Stored data entries
= = =
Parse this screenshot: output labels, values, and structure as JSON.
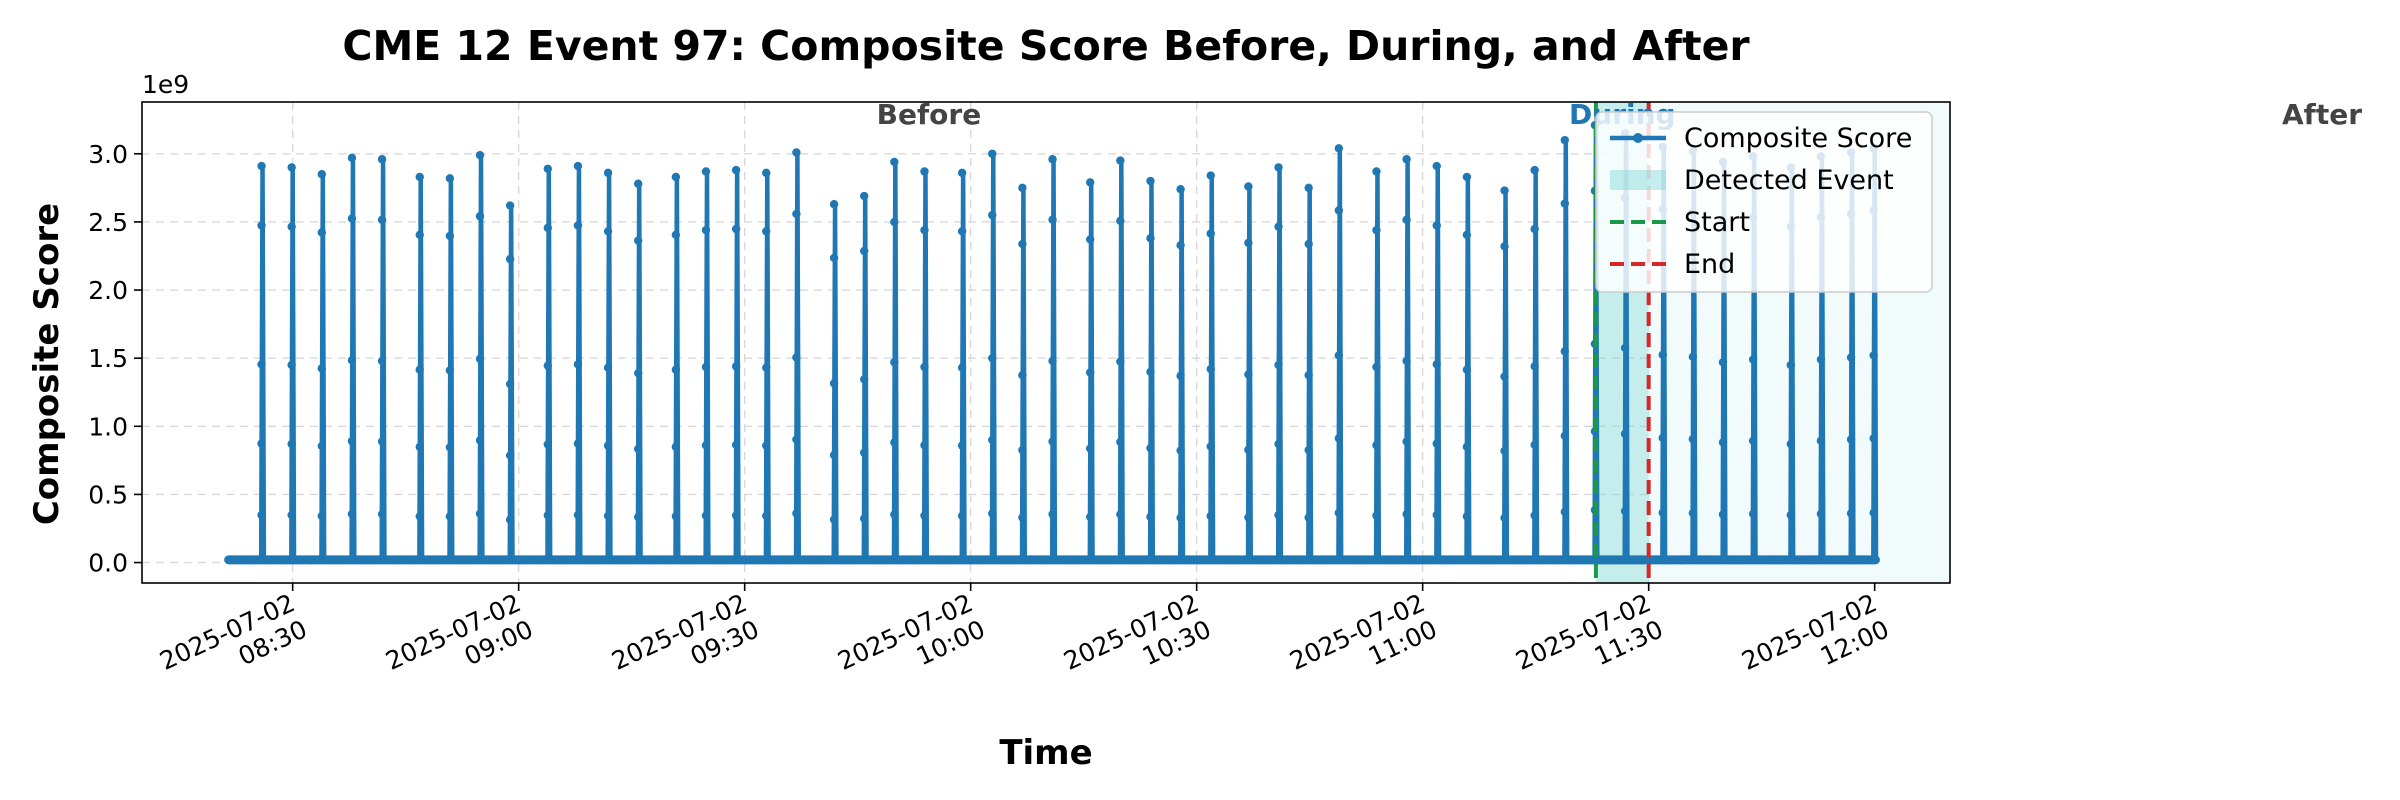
{
  "chart_data": {
    "type": "line",
    "title": "CME 12 Event 97: Composite Score Before, During, and After",
    "xlabel": "Time",
    "ylabel": "Composite Score",
    "y_scale_label": "1e9",
    "y_multiplier": 1000000000,
    "ylim": [
      -0.15,
      3.38
    ],
    "xlim": [
      "2025-07-02 08:10",
      "2025-07-02 12:10"
    ],
    "yticks": [
      0.0,
      0.5,
      1.0,
      1.5,
      2.0,
      2.5,
      3.0
    ],
    "ytick_labels": [
      "0.0",
      "0.5",
      "1.0",
      "1.5",
      "2.0",
      "2.5",
      "3.0"
    ],
    "xticks": [
      "2025-07-02 08:30",
      "2025-07-02 09:00",
      "2025-07-02 09:30",
      "2025-07-02 10:00",
      "2025-07-02 10:30",
      "2025-07-02 11:00",
      "2025-07-02 11:30",
      "2025-07-02 12:00"
    ],
    "xtick_labels": [
      [
        "2025-07-02",
        "08:30"
      ],
      [
        "2025-07-02",
        "09:00"
      ],
      [
        "2025-07-02",
        "09:30"
      ],
      [
        "2025-07-02",
        "10:00"
      ],
      [
        "2025-07-02",
        "10:30"
      ],
      [
        "2025-07-02",
        "11:00"
      ],
      [
        "2025-07-02",
        "11:30"
      ],
      [
        "2025-07-02",
        "12:00"
      ]
    ],
    "grid": true,
    "legend_position": "top-right",
    "series": [
      {
        "name": "Composite Score",
        "color": "#1f77b4",
        "baseline": 0.02,
        "peaks": [
          {
            "time": "2025-07-02 08:26",
            "value": 2.91
          },
          {
            "time": "2025-07-02 08:30",
            "value": 2.9
          },
          {
            "time": "2025-07-02 08:34",
            "value": 2.85
          },
          {
            "time": "2025-07-02 08:38",
            "value": 2.97
          },
          {
            "time": "2025-07-02 08:42",
            "value": 2.96
          },
          {
            "time": "2025-07-02 08:47",
            "value": 2.83
          },
          {
            "time": "2025-07-02 08:51",
            "value": 2.82
          },
          {
            "time": "2025-07-02 08:55",
            "value": 2.99
          },
          {
            "time": "2025-07-02 08:59",
            "value": 2.62
          },
          {
            "time": "2025-07-02 09:04",
            "value": 2.89
          },
          {
            "time": "2025-07-02 09:08",
            "value": 2.91
          },
          {
            "time": "2025-07-02 09:12",
            "value": 2.86
          },
          {
            "time": "2025-07-02 09:16",
            "value": 2.78
          },
          {
            "time": "2025-07-02 09:21",
            "value": 2.83
          },
          {
            "time": "2025-07-02 09:25",
            "value": 2.87
          },
          {
            "time": "2025-07-02 09:29",
            "value": 2.88
          },
          {
            "time": "2025-07-02 09:33",
            "value": 2.86
          },
          {
            "time": "2025-07-02 09:37",
            "value": 3.01
          },
          {
            "time": "2025-07-02 09:42",
            "value": 2.63
          },
          {
            "time": "2025-07-02 09:46",
            "value": 2.69
          },
          {
            "time": "2025-07-02 09:50",
            "value": 2.94
          },
          {
            "time": "2025-07-02 09:54",
            "value": 2.87
          },
          {
            "time": "2025-07-02 09:59",
            "value": 2.86
          },
          {
            "time": "2025-07-02 10:03",
            "value": 3.0
          },
          {
            "time": "2025-07-02 10:07",
            "value": 2.75
          },
          {
            "time": "2025-07-02 10:11",
            "value": 2.96
          },
          {
            "time": "2025-07-02 10:16",
            "value": 2.79
          },
          {
            "time": "2025-07-02 10:20",
            "value": 2.95
          },
          {
            "time": "2025-07-02 10:24",
            "value": 2.8
          },
          {
            "time": "2025-07-02 10:28",
            "value": 2.74
          },
          {
            "time": "2025-07-02 10:32",
            "value": 2.84
          },
          {
            "time": "2025-07-02 10:37",
            "value": 2.76
          },
          {
            "time": "2025-07-02 10:41",
            "value": 2.9
          },
          {
            "time": "2025-07-02 10:45",
            "value": 2.75
          },
          {
            "time": "2025-07-02 10:49",
            "value": 3.04
          },
          {
            "time": "2025-07-02 10:54",
            "value": 2.87
          },
          {
            "time": "2025-07-02 10:58",
            "value": 2.96
          },
          {
            "time": "2025-07-02 11:02",
            "value": 2.91
          },
          {
            "time": "2025-07-02 11:06",
            "value": 2.83
          },
          {
            "time": "2025-07-02 11:11",
            "value": 2.73
          },
          {
            "time": "2025-07-02 11:15",
            "value": 2.88
          },
          {
            "time": "2025-07-02 11:19",
            "value": 3.1
          },
          {
            "time": "2025-07-02 11:23",
            "value": 3.21
          },
          {
            "time": "2025-07-02 11:27",
            "value": 3.15
          },
          {
            "time": "2025-07-02 11:32",
            "value": 3.05
          },
          {
            "time": "2025-07-02 11:36",
            "value": 3.02
          },
          {
            "time": "2025-07-02 11:40",
            "value": 2.94
          },
          {
            "time": "2025-07-02 11:44",
            "value": 2.98
          },
          {
            "time": "2025-07-02 11:49",
            "value": 2.9
          },
          {
            "time": "2025-07-02 11:53",
            "value": 2.98
          },
          {
            "time": "2025-07-02 11:57",
            "value": 3.01
          },
          {
            "time": "2025-07-02 12:00",
            "value": 3.04
          }
        ]
      }
    ],
    "event": {
      "start": "2025-07-02 11:23",
      "end": "2025-07-02 11:30",
      "fill_color": "#7fd8d4",
      "start_color": "#1a9a48",
      "end_color": "#d62728"
    },
    "phase_labels": [
      {
        "text": "Before",
        "color": "#444444"
      },
      {
        "text": "During",
        "color": "#1f77b4"
      },
      {
        "text": "After",
        "color": "#444444"
      }
    ],
    "legend": [
      {
        "label": "Composite Score",
        "kind": "line-marker",
        "color": "#1f77b4"
      },
      {
        "label": "Detected Event",
        "kind": "patch",
        "color": "#7fd8d4"
      },
      {
        "label": "Start",
        "kind": "dashed",
        "color": "#1a9a48"
      },
      {
        "label": "End",
        "kind": "dashed",
        "color": "#d62728"
      }
    ]
  }
}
= = =
### Task instructions
Copy out each line that contains the word "Score".

### Result below
    "title": "CME 12 Event 97: Composite Score Before, During, and After",
    "ylabel": "Composite Score",
        "name": "Composite Score",
        "label": "Composite Score",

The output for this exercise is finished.